## WHAT TO PRODUCE
Each entry below is to be printed verbatim.

A block of data:
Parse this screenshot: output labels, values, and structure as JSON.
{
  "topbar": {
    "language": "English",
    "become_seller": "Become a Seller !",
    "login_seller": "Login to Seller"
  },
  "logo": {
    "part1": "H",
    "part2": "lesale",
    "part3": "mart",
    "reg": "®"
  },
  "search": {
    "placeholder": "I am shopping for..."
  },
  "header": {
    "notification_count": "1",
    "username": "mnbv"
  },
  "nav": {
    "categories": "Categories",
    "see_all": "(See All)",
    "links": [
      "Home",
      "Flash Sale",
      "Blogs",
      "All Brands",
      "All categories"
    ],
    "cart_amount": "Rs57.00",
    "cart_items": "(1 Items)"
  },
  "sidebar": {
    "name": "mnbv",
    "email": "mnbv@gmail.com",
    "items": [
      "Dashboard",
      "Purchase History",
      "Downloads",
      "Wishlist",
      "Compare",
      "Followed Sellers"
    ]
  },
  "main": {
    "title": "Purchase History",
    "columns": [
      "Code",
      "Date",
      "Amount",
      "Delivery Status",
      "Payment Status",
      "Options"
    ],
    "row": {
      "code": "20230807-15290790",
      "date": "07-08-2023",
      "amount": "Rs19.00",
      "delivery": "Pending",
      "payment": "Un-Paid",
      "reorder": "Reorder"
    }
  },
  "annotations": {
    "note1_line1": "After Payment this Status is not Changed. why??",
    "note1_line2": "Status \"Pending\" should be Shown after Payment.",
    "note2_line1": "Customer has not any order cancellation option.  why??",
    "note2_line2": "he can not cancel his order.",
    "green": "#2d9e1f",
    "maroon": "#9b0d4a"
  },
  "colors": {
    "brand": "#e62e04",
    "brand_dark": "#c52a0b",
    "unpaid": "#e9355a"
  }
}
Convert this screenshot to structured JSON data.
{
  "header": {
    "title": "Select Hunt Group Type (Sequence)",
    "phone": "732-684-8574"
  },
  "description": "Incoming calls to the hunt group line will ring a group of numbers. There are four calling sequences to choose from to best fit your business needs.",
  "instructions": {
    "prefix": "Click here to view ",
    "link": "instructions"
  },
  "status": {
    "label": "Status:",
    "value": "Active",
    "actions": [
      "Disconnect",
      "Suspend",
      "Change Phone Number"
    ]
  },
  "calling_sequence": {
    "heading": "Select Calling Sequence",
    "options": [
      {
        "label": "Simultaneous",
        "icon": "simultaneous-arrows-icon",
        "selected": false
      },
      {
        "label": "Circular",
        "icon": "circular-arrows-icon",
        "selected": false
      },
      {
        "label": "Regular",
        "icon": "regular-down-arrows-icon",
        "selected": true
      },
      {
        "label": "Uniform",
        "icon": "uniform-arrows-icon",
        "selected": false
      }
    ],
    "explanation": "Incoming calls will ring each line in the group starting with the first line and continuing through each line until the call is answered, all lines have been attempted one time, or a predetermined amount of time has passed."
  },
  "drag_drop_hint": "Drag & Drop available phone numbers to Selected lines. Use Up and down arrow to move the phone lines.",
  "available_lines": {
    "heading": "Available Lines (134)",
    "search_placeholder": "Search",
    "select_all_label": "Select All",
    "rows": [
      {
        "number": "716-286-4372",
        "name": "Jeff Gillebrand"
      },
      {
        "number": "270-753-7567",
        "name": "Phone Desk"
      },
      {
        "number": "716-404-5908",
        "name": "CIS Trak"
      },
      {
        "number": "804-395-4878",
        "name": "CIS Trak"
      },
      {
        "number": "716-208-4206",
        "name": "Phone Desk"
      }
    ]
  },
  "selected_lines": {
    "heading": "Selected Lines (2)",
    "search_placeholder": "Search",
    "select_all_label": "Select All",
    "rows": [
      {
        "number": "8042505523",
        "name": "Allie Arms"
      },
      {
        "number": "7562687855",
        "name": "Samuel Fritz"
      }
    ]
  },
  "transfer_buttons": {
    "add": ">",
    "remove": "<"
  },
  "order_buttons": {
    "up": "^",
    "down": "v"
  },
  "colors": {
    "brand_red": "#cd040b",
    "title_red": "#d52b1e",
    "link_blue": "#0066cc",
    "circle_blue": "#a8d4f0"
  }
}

## EXERCISE RESPONSE
Parse this screenshot: output labels, values, and structure as JSON.
{
  "topbar": {
    "language": "English",
    "become_seller": "Become a Seller !",
    "login_seller": "Login to Seller"
  },
  "logo": {
    "part1": "H",
    "part2": "lesale",
    "part3": "mart",
    "reg": "®"
  },
  "search": {
    "placeholder": "I am shopping for..."
  },
  "header": {
    "notification_count": "1",
    "username": "mnbv"
  },
  "nav": {
    "categories": "Categories",
    "see_all": "(See All)",
    "links": [
      "Home",
      "Flash Sale",
      "Blogs",
      "All Brands",
      "All categories"
    ],
    "cart_amount": "Rs57.00",
    "cart_items": "(1 Items)"
  },
  "sidebar": {
    "name": "mnbv",
    "email": "mnbv@gmail.com",
    "items": [
      "Dashboard",
      "Purchase History",
      "Downloads",
      "Wishlist",
      "Compare",
      "Followed Sellers"
    ]
  },
  "main": {
    "title": "Purchase History",
    "columns": [
      "Code",
      "Date",
      "Amount",
      "Delivery Status",
      "Payment Status",
      "Options"
    ],
    "row": {
      "code": "20230807-15290790",
      "date": "07-08-2023",
      "amount": "Rs19.00",
      "delivery": "Pending",
      "payment": "Un-Paid",
      "reorder": "Reorder"
    }
  },
  "annotations": {
    "note1_line1": "After Payment this Status is not Changed. why??",
    "note1_line2": "Status \"Pending\" should be Shown after Payment.",
    "note2_line1": "Customer has not any order cancellation option.  why??",
    "note2_line2": "he can not cancel his order.",
    "green": "#2d9e1f",
    "maroon": "#9b0d4a"
  },
  "colors": {
    "brand": "#e62e04",
    "brand_dark": "#c52a0b",
    "unpaid": "#e9355a"
  }
}
Convert this screenshot to structured JSON data.
{
  "header": {
    "title": "Select Hunt Group Type (Sequence)",
    "phone": "732-684-8574"
  },
  "description": "Incoming calls to the hunt group line will ring a group of numbers. There are four calling sequences to choose from to best fit your business needs.",
  "instructions": {
    "prefix": "Click here to view ",
    "link": "instructions"
  },
  "status": {
    "label": "Status:",
    "value": "Active",
    "actions": [
      "Disconnect",
      "Suspend",
      "Change Phone Number"
    ]
  },
  "calling_sequence": {
    "heading": "Select Calling Sequence",
    "options": [
      {
        "label": "Simultaneous",
        "icon": "simultaneous-arrows-icon",
        "selected": false
      },
      {
        "label": "Circular",
        "icon": "circular-arrows-icon",
        "selected": false
      },
      {
        "label": "Regular",
        "icon": "regular-down-arrows-icon",
        "selected": true
      },
      {
        "label": "Uniform",
        "icon": "uniform-arrows-icon",
        "selected": false
      }
    ],
    "explanation": "Incoming calls will ring each line in the group starting with the first line and continuing through each line until the call is answered, all lines have been attempted one time, or a predetermined amount of time has passed."
  },
  "drag_drop_hint": "Drag & Drop available phone numbers to Selected lines. Use Up and down arrow to move the phone lines.",
  "available_lines": {
    "heading": "Available Lines (134)",
    "search_placeholder": "Search",
    "select_all_label": "Select All",
    "rows": [
      {
        "number": "716-286-4372",
        "name": "Jeff Gillebrand"
      },
      {
        "number": "270-753-7567",
        "name": "Phone Desk"
      },
      {
        "number": "716-404-5908",
        "name": "CIS Trak"
      },
      {
        "number": "804-395-4878",
        "name": "CIS Trak"
      },
      {
        "number": "716-208-4206",
        "name": "Phone Desk"
      }
    ]
  },
  "selected_lines": {
    "heading": "Selected Lines (2)",
    "search_placeholder": "Search",
    "select_all_label": "Select All",
    "rows": [
      {
        "number": "8042505523",
        "name": "Allie Arms"
      },
      {
        "number": "7562687855",
        "name": "Samuel Fritz"
      }
    ]
  },
  "transfer_buttons": {
    "add": ">",
    "remove": "<"
  },
  "order_buttons": {
    "up": "^",
    "down": "v"
  },
  "colors": {
    "brand_red": "#cd040b",
    "title_red": "#d52b1e",
    "link_blue": "#0066cc",
    "circle_blue": "#a8d4f0"
  }
}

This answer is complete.